### Job
From the records below, extract all the text exactly and leave the images behind.

(Stored data)
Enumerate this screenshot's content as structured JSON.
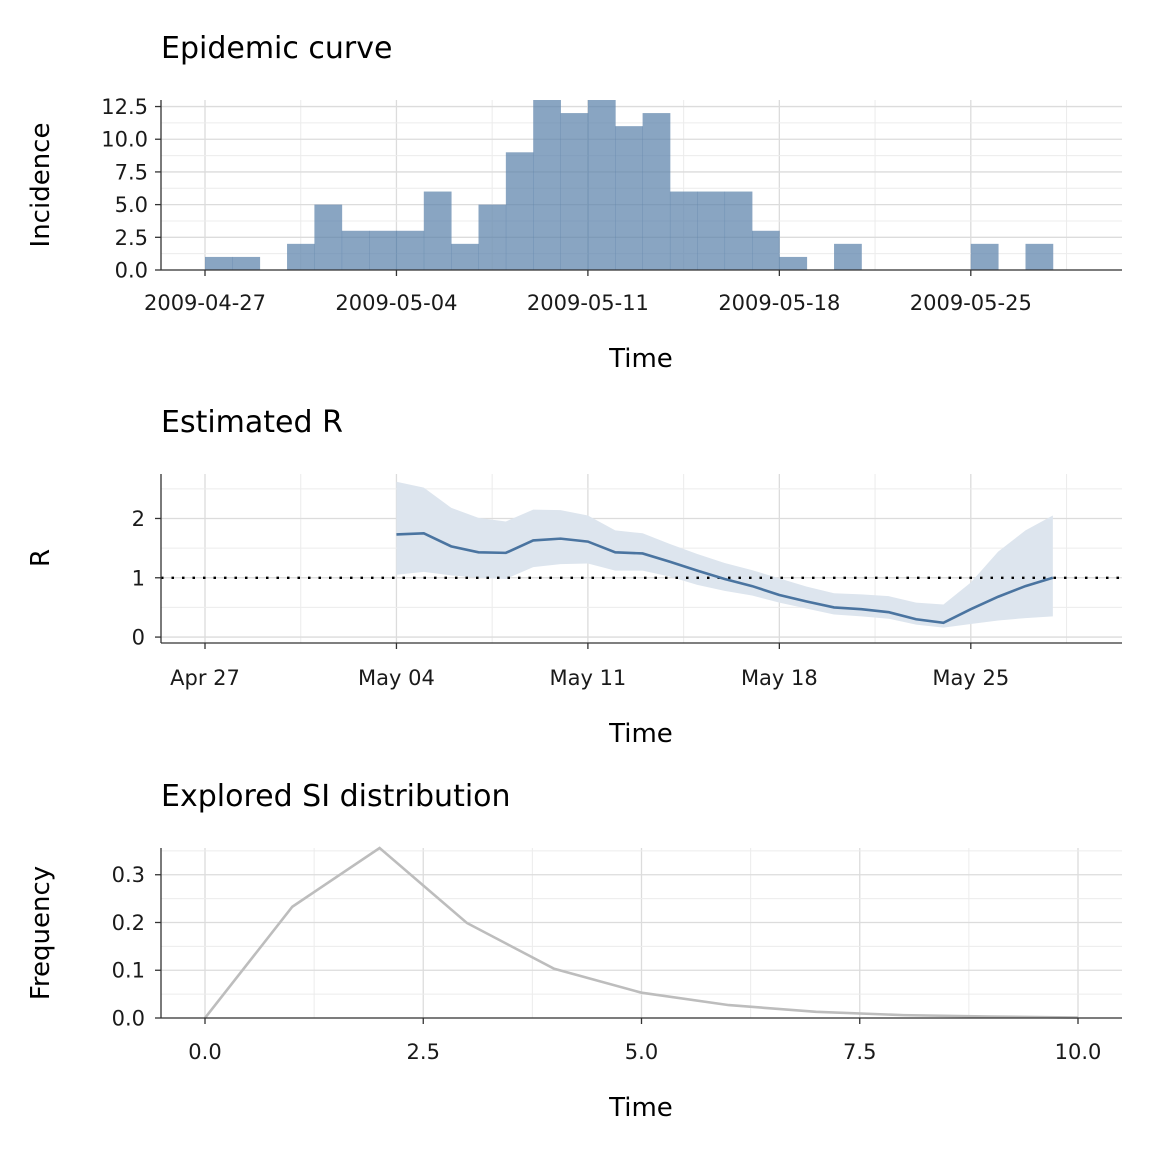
{
  "chart_data": [
    {
      "type": "bar",
      "title": "Epidemic curve",
      "xlabel": "Time",
      "ylabel": "Incidence",
      "bar_color": "#5b82ab",
      "x_ticks": [
        "2009-04-27",
        "2009-05-04",
        "2009-05-11",
        "2009-05-18",
        "2009-05-25"
      ],
      "y_ticks": [
        "0.0",
        "2.5",
        "5.0",
        "7.5",
        "10.0",
        "12.5"
      ],
      "ylim": [
        0,
        13
      ],
      "categories": [
        "2009-04-27",
        "2009-04-28",
        "2009-04-29",
        "2009-04-30",
        "2009-05-01",
        "2009-05-02",
        "2009-05-03",
        "2009-05-04",
        "2009-05-05",
        "2009-05-06",
        "2009-05-07",
        "2009-05-08",
        "2009-05-09",
        "2009-05-10",
        "2009-05-11",
        "2009-05-12",
        "2009-05-13",
        "2009-05-14",
        "2009-05-15",
        "2009-05-16",
        "2009-05-17",
        "2009-05-18",
        "2009-05-19",
        "2009-05-20",
        "2009-05-21",
        "2009-05-22",
        "2009-05-23",
        "2009-05-24",
        "2009-05-25",
        "2009-05-26",
        "2009-05-27",
        "2009-05-28"
      ],
      "values": [
        1,
        1,
        0,
        2,
        5,
        3,
        3,
        3,
        6,
        2,
        5,
        9,
        13,
        12,
        13,
        11,
        12,
        6,
        6,
        6,
        3,
        1,
        0,
        2,
        0,
        0,
        0,
        0,
        2,
        0,
        2,
        0
      ],
      "grid": true
    },
    {
      "type": "line",
      "title": "Estimated R",
      "xlabel": "Time",
      "ylabel": "R",
      "line_color": "#4a74a0",
      "band_color": "#dde5ee",
      "x_ticks": [
        "Apr 27",
        "May 04",
        "May 11",
        "May 18",
        "May 25"
      ],
      "y_ticks": [
        "0",
        "1",
        "2"
      ],
      "ylim": [
        -0.1,
        2.75
      ],
      "reference_line": 1,
      "x": [
        "2009-05-04",
        "2009-05-05",
        "2009-05-06",
        "2009-05-07",
        "2009-05-08",
        "2009-05-09",
        "2009-05-10",
        "2009-05-11",
        "2009-05-12",
        "2009-05-13",
        "2009-05-14",
        "2009-05-15",
        "2009-05-16",
        "2009-05-17",
        "2009-05-18",
        "2009-05-19",
        "2009-05-20",
        "2009-05-21",
        "2009-05-22",
        "2009-05-23",
        "2009-05-24",
        "2009-05-25",
        "2009-05-26",
        "2009-05-27",
        "2009-05-28"
      ],
      "series": [
        {
          "values": [
            1.73,
            1.75,
            1.53,
            1.43,
            1.42,
            1.63,
            1.66,
            1.61,
            1.43,
            1.41,
            1.27,
            1.12,
            0.98,
            0.86,
            0.71,
            0.6,
            0.5,
            0.47,
            0.42,
            0.3,
            0.24,
            0.47,
            0.68,
            0.86,
            1.0
          ]
        }
      ],
      "lower": [
        1.05,
        1.1,
        1.04,
        1.0,
        0.98,
        1.18,
        1.23,
        1.24,
        1.12,
        1.12,
        1.02,
        0.88,
        0.78,
        0.7,
        0.58,
        0.48,
        0.38,
        0.35,
        0.31,
        0.21,
        0.16,
        0.22,
        0.28,
        0.32,
        0.35
      ],
      "upper": [
        2.62,
        2.52,
        2.18,
        2.01,
        1.95,
        2.15,
        2.14,
        2.05,
        1.8,
        1.75,
        1.57,
        1.4,
        1.25,
        1.13,
        0.99,
        0.85,
        0.74,
        0.72,
        0.69,
        0.58,
        0.55,
        0.92,
        1.44,
        1.8,
        2.05
      ],
      "grid": true
    },
    {
      "type": "line",
      "title": "Explored SI distribution",
      "xlabel": "Time",
      "ylabel": "Frequency",
      "line_color": "#bdbdbd",
      "x_ticks": [
        "0.0",
        "2.5",
        "5.0",
        "7.5",
        "10.0"
      ],
      "y_ticks": [
        "0.0",
        "0.1",
        "0.2",
        "0.3"
      ],
      "xlim": [
        -0.25,
        10.5
      ],
      "ylim": [
        0,
        0.356
      ],
      "x": [
        0,
        1,
        2,
        3,
        4,
        5,
        6,
        7,
        8,
        9,
        10
      ],
      "series": [
        {
          "values": [
            0.0,
            0.233,
            0.356,
            0.199,
            0.103,
            0.053,
            0.027,
            0.013,
            0.006,
            0.003,
            0.001
          ]
        }
      ],
      "grid": true
    }
  ]
}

### Response for this exercise
Enumerate this screenshot's content as structured JSON.
{
  "chart_data": [
    {
      "type": "bar",
      "title": "Epidemic curve",
      "xlabel": "Time",
      "ylabel": "Incidence",
      "bar_color": "#5b82ab",
      "x_ticks": [
        "2009-04-27",
        "2009-05-04",
        "2009-05-11",
        "2009-05-18",
        "2009-05-25"
      ],
      "y_ticks": [
        "0.0",
        "2.5",
        "5.0",
        "7.5",
        "10.0",
        "12.5"
      ],
      "ylim": [
        0,
        13
      ],
      "categories": [
        "2009-04-27",
        "2009-04-28",
        "2009-04-29",
        "2009-04-30",
        "2009-05-01",
        "2009-05-02",
        "2009-05-03",
        "2009-05-04",
        "2009-05-05",
        "2009-05-06",
        "2009-05-07",
        "2009-05-08",
        "2009-05-09",
        "2009-05-10",
        "2009-05-11",
        "2009-05-12",
        "2009-05-13",
        "2009-05-14",
        "2009-05-15",
        "2009-05-16",
        "2009-05-17",
        "2009-05-18",
        "2009-05-19",
        "2009-05-20",
        "2009-05-21",
        "2009-05-22",
        "2009-05-23",
        "2009-05-24",
        "2009-05-25",
        "2009-05-26",
        "2009-05-27",
        "2009-05-28"
      ],
      "values": [
        1,
        1,
        0,
        2,
        5,
        3,
        3,
        3,
        6,
        2,
        5,
        9,
        13,
        12,
        13,
        11,
        12,
        6,
        6,
        6,
        3,
        1,
        0,
        2,
        0,
        0,
        0,
        0,
        2,
        0,
        2,
        0
      ],
      "grid": true
    },
    {
      "type": "line",
      "title": "Estimated R",
      "xlabel": "Time",
      "ylabel": "R",
      "line_color": "#4a74a0",
      "band_color": "#dde5ee",
      "x_ticks": [
        "Apr 27",
        "May 04",
        "May 11",
        "May 18",
        "May 25"
      ],
      "y_ticks": [
        "0",
        "1",
        "2"
      ],
      "ylim": [
        -0.1,
        2.75
      ],
      "reference_line": 1,
      "x": [
        "2009-05-04",
        "2009-05-05",
        "2009-05-06",
        "2009-05-07",
        "2009-05-08",
        "2009-05-09",
        "2009-05-10",
        "2009-05-11",
        "2009-05-12",
        "2009-05-13",
        "2009-05-14",
        "2009-05-15",
        "2009-05-16",
        "2009-05-17",
        "2009-05-18",
        "2009-05-19",
        "2009-05-20",
        "2009-05-21",
        "2009-05-22",
        "2009-05-23",
        "2009-05-24",
        "2009-05-25",
        "2009-05-26",
        "2009-05-27",
        "2009-05-28"
      ],
      "series": [
        {
          "values": [
            1.73,
            1.75,
            1.53,
            1.43,
            1.42,
            1.63,
            1.66,
            1.61,
            1.43,
            1.41,
            1.27,
            1.12,
            0.98,
            0.86,
            0.71,
            0.6,
            0.5,
            0.47,
            0.42,
            0.3,
            0.24,
            0.47,
            0.68,
            0.86,
            1.0
          ]
        }
      ],
      "lower": [
        1.05,
        1.1,
        1.04,
        1.0,
        0.98,
        1.18,
        1.23,
        1.24,
        1.12,
        1.12,
        1.02,
        0.88,
        0.78,
        0.7,
        0.58,
        0.48,
        0.38,
        0.35,
        0.31,
        0.21,
        0.16,
        0.22,
        0.28,
        0.32,
        0.35
      ],
      "upper": [
        2.62,
        2.52,
        2.18,
        2.01,
        1.95,
        2.15,
        2.14,
        2.05,
        1.8,
        1.75,
        1.57,
        1.4,
        1.25,
        1.13,
        0.99,
        0.85,
        0.74,
        0.72,
        0.69,
        0.58,
        0.55,
        0.92,
        1.44,
        1.8,
        2.05
      ],
      "grid": true
    },
    {
      "type": "line",
      "title": "Explored SI distribution",
      "xlabel": "Time",
      "ylabel": "Frequency",
      "line_color": "#bdbdbd",
      "x_ticks": [
        "0.0",
        "2.5",
        "5.0",
        "7.5",
        "10.0"
      ],
      "y_ticks": [
        "0.0",
        "0.1",
        "0.2",
        "0.3"
      ],
      "xlim": [
        -0.25,
        10.5
      ],
      "ylim": [
        0,
        0.356
      ],
      "x": [
        0,
        1,
        2,
        3,
        4,
        5,
        6,
        7,
        8,
        9,
        10
      ],
      "series": [
        {
          "values": [
            0.0,
            0.233,
            0.356,
            0.199,
            0.103,
            0.053,
            0.027,
            0.013,
            0.006,
            0.003,
            0.001
          ]
        }
      ],
      "grid": true
    }
  ]
}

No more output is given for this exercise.